WHAT TO WORK ON
Would you extract the whole listing below and retype it exactly?

## BEGIN SUPPLIED DATA

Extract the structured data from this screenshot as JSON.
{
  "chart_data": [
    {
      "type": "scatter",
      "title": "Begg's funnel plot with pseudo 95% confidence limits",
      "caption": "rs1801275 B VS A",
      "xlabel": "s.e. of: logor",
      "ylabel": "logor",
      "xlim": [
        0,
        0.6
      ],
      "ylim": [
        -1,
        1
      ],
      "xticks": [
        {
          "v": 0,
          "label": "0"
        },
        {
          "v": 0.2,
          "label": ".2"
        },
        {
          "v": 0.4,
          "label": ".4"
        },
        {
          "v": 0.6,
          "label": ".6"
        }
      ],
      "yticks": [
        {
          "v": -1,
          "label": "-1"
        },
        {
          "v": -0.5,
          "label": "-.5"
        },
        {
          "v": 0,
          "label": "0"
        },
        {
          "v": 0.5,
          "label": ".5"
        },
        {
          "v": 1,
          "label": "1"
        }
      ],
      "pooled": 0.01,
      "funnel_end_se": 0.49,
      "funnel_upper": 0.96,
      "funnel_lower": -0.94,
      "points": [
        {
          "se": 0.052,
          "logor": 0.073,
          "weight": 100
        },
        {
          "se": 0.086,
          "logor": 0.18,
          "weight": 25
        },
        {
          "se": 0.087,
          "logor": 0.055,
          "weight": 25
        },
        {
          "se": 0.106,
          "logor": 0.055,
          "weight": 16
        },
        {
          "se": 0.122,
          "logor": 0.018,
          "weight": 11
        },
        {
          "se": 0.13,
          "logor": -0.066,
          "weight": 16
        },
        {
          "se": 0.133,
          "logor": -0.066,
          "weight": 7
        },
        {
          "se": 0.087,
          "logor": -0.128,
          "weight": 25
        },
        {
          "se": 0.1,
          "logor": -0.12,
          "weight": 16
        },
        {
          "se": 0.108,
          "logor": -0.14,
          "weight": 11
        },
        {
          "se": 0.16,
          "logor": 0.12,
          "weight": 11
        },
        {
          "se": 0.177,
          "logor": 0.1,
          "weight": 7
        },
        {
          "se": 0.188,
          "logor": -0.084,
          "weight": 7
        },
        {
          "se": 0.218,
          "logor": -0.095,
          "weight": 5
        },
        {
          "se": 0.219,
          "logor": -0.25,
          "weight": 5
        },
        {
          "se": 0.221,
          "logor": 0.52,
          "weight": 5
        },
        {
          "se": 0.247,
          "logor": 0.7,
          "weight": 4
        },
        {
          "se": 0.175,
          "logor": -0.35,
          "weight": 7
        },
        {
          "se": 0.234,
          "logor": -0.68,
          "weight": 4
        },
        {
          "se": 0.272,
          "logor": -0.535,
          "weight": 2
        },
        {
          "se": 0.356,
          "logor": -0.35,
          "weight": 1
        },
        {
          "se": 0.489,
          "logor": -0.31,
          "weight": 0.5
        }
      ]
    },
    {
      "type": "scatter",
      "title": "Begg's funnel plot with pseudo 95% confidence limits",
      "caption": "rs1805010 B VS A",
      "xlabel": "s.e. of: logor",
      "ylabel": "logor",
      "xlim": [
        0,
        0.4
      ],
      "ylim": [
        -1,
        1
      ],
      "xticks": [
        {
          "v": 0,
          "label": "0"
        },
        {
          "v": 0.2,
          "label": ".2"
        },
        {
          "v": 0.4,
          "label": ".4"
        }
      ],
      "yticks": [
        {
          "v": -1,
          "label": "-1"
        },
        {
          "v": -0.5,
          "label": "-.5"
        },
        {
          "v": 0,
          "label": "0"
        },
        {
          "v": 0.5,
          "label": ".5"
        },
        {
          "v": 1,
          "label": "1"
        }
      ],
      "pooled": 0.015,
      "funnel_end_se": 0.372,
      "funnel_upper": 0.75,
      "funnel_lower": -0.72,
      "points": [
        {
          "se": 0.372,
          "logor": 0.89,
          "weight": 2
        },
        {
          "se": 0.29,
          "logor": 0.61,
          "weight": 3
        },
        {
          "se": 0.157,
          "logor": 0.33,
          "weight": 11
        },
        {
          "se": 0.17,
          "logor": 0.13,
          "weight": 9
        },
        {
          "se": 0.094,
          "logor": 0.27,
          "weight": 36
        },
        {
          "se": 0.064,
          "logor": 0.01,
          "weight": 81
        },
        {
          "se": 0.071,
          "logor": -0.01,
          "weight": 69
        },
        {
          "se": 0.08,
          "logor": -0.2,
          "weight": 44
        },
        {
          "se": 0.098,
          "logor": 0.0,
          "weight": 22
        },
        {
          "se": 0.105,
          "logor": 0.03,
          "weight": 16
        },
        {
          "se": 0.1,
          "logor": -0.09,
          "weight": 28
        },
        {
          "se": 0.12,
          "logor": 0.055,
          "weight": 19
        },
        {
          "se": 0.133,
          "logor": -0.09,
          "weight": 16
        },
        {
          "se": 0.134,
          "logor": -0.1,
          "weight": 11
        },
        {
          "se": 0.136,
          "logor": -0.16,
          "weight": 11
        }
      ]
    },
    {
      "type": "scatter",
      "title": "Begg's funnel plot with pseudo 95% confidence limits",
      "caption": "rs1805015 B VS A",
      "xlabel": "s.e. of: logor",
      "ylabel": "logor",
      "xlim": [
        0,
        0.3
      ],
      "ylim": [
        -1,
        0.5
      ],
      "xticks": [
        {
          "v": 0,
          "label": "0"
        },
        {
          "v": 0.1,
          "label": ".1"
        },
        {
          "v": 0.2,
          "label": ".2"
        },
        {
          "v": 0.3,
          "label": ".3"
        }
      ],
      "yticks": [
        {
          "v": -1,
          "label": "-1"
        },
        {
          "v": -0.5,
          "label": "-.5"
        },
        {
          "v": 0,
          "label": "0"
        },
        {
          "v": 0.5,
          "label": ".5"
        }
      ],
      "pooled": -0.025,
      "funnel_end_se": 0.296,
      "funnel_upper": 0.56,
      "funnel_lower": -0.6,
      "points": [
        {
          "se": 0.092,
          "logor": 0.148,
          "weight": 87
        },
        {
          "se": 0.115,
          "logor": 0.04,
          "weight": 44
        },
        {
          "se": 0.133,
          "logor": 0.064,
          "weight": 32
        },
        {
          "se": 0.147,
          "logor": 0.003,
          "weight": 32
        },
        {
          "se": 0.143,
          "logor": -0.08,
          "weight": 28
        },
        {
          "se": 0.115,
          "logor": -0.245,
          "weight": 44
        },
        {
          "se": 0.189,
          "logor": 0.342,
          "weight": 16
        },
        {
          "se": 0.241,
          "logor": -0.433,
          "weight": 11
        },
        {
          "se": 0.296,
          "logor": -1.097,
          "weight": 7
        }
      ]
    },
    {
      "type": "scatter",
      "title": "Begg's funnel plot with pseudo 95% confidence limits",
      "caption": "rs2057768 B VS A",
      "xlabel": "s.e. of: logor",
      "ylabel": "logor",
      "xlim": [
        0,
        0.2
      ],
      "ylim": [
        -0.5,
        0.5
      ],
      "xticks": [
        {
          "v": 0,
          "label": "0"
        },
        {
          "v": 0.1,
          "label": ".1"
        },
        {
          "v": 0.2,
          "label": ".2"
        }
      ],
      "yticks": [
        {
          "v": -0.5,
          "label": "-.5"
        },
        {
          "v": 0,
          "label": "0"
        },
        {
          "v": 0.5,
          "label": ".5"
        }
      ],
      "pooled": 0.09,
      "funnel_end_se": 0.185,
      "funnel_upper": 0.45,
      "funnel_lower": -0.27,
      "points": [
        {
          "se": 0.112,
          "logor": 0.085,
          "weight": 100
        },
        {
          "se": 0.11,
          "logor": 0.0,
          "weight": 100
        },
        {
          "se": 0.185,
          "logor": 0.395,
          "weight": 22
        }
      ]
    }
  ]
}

## END SUPPLIED DATA

RESPONSE
Extract the structured data from this screenshot as JSON.
{
  "chart_data": [
    {
      "type": "scatter",
      "title": "Begg's funnel plot with pseudo 95% confidence limits",
      "caption": "rs1801275 B VS A",
      "xlabel": "s.e. of: logor",
      "ylabel": "logor",
      "xlim": [
        0,
        0.6
      ],
      "ylim": [
        -1,
        1
      ],
      "xticks": [
        {
          "v": 0,
          "label": "0"
        },
        {
          "v": 0.2,
          "label": ".2"
        },
        {
          "v": 0.4,
          "label": ".4"
        },
        {
          "v": 0.6,
          "label": ".6"
        }
      ],
      "yticks": [
        {
          "v": -1,
          "label": "-1"
        },
        {
          "v": -0.5,
          "label": "-.5"
        },
        {
          "v": 0,
          "label": "0"
        },
        {
          "v": 0.5,
          "label": ".5"
        },
        {
          "v": 1,
          "label": "1"
        }
      ],
      "pooled": 0.01,
      "funnel_end_se": 0.49,
      "funnel_upper": 0.96,
      "funnel_lower": -0.94,
      "points": [
        {
          "se": 0.052,
          "logor": 0.073,
          "weight": 100
        },
        {
          "se": 0.086,
          "logor": 0.18,
          "weight": 25
        },
        {
          "se": 0.087,
          "logor": 0.055,
          "weight": 25
        },
        {
          "se": 0.106,
          "logor": 0.055,
          "weight": 16
        },
        {
          "se": 0.122,
          "logor": 0.018,
          "weight": 11
        },
        {
          "se": 0.13,
          "logor": -0.066,
          "weight": 16
        },
        {
          "se": 0.133,
          "logor": -0.066,
          "weight": 7
        },
        {
          "se": 0.087,
          "logor": -0.128,
          "weight": 25
        },
        {
          "se": 0.1,
          "logor": -0.12,
          "weight": 16
        },
        {
          "se": 0.108,
          "logor": -0.14,
          "weight": 11
        },
        {
          "se": 0.16,
          "logor": 0.12,
          "weight": 11
        },
        {
          "se": 0.177,
          "logor": 0.1,
          "weight": 7
        },
        {
          "se": 0.188,
          "logor": -0.084,
          "weight": 7
        },
        {
          "se": 0.218,
          "logor": -0.095,
          "weight": 5
        },
        {
          "se": 0.219,
          "logor": -0.25,
          "weight": 5
        },
        {
          "se": 0.221,
          "logor": 0.52,
          "weight": 5
        },
        {
          "se": 0.247,
          "logor": 0.7,
          "weight": 4
        },
        {
          "se": 0.175,
          "logor": -0.35,
          "weight": 7
        },
        {
          "se": 0.234,
          "logor": -0.68,
          "weight": 4
        },
        {
          "se": 0.272,
          "logor": -0.535,
          "weight": 2
        },
        {
          "se": 0.356,
          "logor": -0.35,
          "weight": 1
        },
        {
          "se": 0.489,
          "logor": -0.31,
          "weight": 0.5
        }
      ]
    },
    {
      "type": "scatter",
      "title": "Begg's funnel plot with pseudo 95% confidence limits",
      "caption": "rs1805010 B VS A",
      "xlabel": "s.e. of: logor",
      "ylabel": "logor",
      "xlim": [
        0,
        0.4
      ],
      "ylim": [
        -1,
        1
      ],
      "xticks": [
        {
          "v": 0,
          "label": "0"
        },
        {
          "v": 0.2,
          "label": ".2"
        },
        {
          "v": 0.4,
          "label": ".4"
        }
      ],
      "yticks": [
        {
          "v": -1,
          "label": "-1"
        },
        {
          "v": -0.5,
          "label": "-.5"
        },
        {
          "v": 0,
          "label": "0"
        },
        {
          "v": 0.5,
          "label": ".5"
        },
        {
          "v": 1,
          "label": "1"
        }
      ],
      "pooled": 0.015,
      "funnel_end_se": 0.372,
      "funnel_upper": 0.75,
      "funnel_lower": -0.72,
      "points": [
        {
          "se": 0.372,
          "logor": 0.89,
          "weight": 2
        },
        {
          "se": 0.29,
          "logor": 0.61,
          "weight": 3
        },
        {
          "se": 0.157,
          "logor": 0.33,
          "weight": 11
        },
        {
          "se": 0.17,
          "logor": 0.13,
          "weight": 9
        },
        {
          "se": 0.094,
          "logor": 0.27,
          "weight": 36
        },
        {
          "se": 0.064,
          "logor": 0.01,
          "weight": 81
        },
        {
          "se": 0.071,
          "logor": -0.01,
          "weight": 69
        },
        {
          "se": 0.08,
          "logor": -0.2,
          "weight": 44
        },
        {
          "se": 0.098,
          "logor": 0.0,
          "weight": 22
        },
        {
          "se": 0.105,
          "logor": 0.03,
          "weight": 16
        },
        {
          "se": 0.1,
          "logor": -0.09,
          "weight": 28
        },
        {
          "se": 0.12,
          "logor": 0.055,
          "weight": 19
        },
        {
          "se": 0.133,
          "logor": -0.09,
          "weight": 16
        },
        {
          "se": 0.134,
          "logor": -0.1,
          "weight": 11
        },
        {
          "se": 0.136,
          "logor": -0.16,
          "weight": 11
        }
      ]
    },
    {
      "type": "scatter",
      "title": "Begg's funnel plot with pseudo 95% confidence limits",
      "caption": "rs1805015 B VS A",
      "xlabel": "s.e. of: logor",
      "ylabel": "logor",
      "xlim": [
        0,
        0.3
      ],
      "ylim": [
        -1,
        0.5
      ],
      "xticks": [
        {
          "v": 0,
          "label": "0"
        },
        {
          "v": 0.1,
          "label": ".1"
        },
        {
          "v": 0.2,
          "label": ".2"
        },
        {
          "v": 0.3,
          "label": ".3"
        }
      ],
      "yticks": [
        {
          "v": -1,
          "label": "-1"
        },
        {
          "v": -0.5,
          "label": "-.5"
        },
        {
          "v": 0,
          "label": "0"
        },
        {
          "v": 0.5,
          "label": ".5"
        }
      ],
      "pooled": -0.025,
      "funnel_end_se": 0.296,
      "funnel_upper": 0.56,
      "funnel_lower": -0.6,
      "points": [
        {
          "se": 0.092,
          "logor": 0.148,
          "weight": 87
        },
        {
          "se": 0.115,
          "logor": 0.04,
          "weight": 44
        },
        {
          "se": 0.133,
          "logor": 0.064,
          "weight": 32
        },
        {
          "se": 0.147,
          "logor": 0.003,
          "weight": 32
        },
        {
          "se": 0.143,
          "logor": -0.08,
          "weight": 28
        },
        {
          "se": 0.115,
          "logor": -0.245,
          "weight": 44
        },
        {
          "se": 0.189,
          "logor": 0.342,
          "weight": 16
        },
        {
          "se": 0.241,
          "logor": -0.433,
          "weight": 11
        },
        {
          "se": 0.296,
          "logor": -1.097,
          "weight": 7
        }
      ]
    },
    {
      "type": "scatter",
      "title": "Begg's funnel plot with pseudo 95% confidence limits",
      "caption": "rs2057768 B VS A",
      "xlabel": "s.e. of: logor",
      "ylabel": "logor",
      "xlim": [
        0,
        0.2
      ],
      "ylim": [
        -0.5,
        0.5
      ],
      "xticks": [
        {
          "v": 0,
          "label": "0"
        },
        {
          "v": 0.1,
          "label": ".1"
        },
        {
          "v": 0.2,
          "label": ".2"
        }
      ],
      "yticks": [
        {
          "v": -0.5,
          "label": "-.5"
        },
        {
          "v": 0,
          "label": "0"
        },
        {
          "v": 0.5,
          "label": ".5"
        }
      ],
      "pooled": 0.09,
      "funnel_end_se": 0.185,
      "funnel_upper": 0.45,
      "funnel_lower": -0.27,
      "points": [
        {
          "se": 0.112,
          "logor": 0.085,
          "weight": 100
        },
        {
          "se": 0.11,
          "logor": 0.0,
          "weight": 100
        },
        {
          "se": 0.185,
          "logor": 0.395,
          "weight": 22
        }
      ]
    }
  ]
}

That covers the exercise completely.